## What is asked:
The data below is to be returned in full and exactly.

★ ★ ★ ★ ★

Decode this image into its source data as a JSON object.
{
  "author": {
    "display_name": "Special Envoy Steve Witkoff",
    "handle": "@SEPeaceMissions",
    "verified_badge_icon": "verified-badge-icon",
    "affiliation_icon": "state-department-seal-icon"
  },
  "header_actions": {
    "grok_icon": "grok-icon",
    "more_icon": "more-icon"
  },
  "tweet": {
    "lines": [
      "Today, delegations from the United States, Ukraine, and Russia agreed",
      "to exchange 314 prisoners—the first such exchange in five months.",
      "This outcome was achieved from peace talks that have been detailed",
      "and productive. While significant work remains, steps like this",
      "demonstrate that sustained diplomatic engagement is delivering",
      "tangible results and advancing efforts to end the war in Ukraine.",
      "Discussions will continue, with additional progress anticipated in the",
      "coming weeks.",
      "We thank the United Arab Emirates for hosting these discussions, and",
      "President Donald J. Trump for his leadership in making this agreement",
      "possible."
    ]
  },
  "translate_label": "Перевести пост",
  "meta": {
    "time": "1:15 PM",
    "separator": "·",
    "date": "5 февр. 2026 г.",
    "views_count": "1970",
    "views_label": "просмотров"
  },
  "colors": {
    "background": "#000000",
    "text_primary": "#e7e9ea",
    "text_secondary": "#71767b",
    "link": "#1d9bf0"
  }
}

★ ★ ★ ★ ★

## Correct result:
Decode this image into its source data as a JSON object.
{
  "author": {
    "display_name": "Special Envoy Steve Witkoff",
    "handle": "@SEPeaceMissions",
    "verified_badge_icon": "verified-badge-icon",
    "affiliation_icon": "state-department-seal-icon"
  },
  "header_actions": {
    "grok_icon": "grok-icon",
    "more_icon": "more-icon"
  },
  "tweet": {
    "lines": [
      "Today, delegations from the United States, Ukraine, and Russia agreed",
      "to exchange 314 prisoners—the first such exchange in five months.",
      "This outcome was achieved from peace talks that have been detailed",
      "and productive. While significant work remains, steps like this",
      "demonstrate that sustained diplomatic engagement is delivering",
      "tangible results and advancing efforts to end the war in Ukraine.",
      "Discussions will continue, with additional progress anticipated in the",
      "coming weeks.",
      "We thank the United Arab Emirates for hosting these discussions, and",
      "President Donald J. Trump for his leadership in making this agreement",
      "possible."
    ]
  },
  "translate_label": "Перевести пост",
  "meta": {
    "time": "1:15 PM",
    "separator": "·",
    "date": "5 февр. 2026 г.",
    "views_count": "1970",
    "views_label": "просмотров"
  },
  "colors": {
    "background": "#000000",
    "text_primary": "#e7e9ea",
    "text_secondary": "#71767b",
    "link": "#1d9bf0"
  }
}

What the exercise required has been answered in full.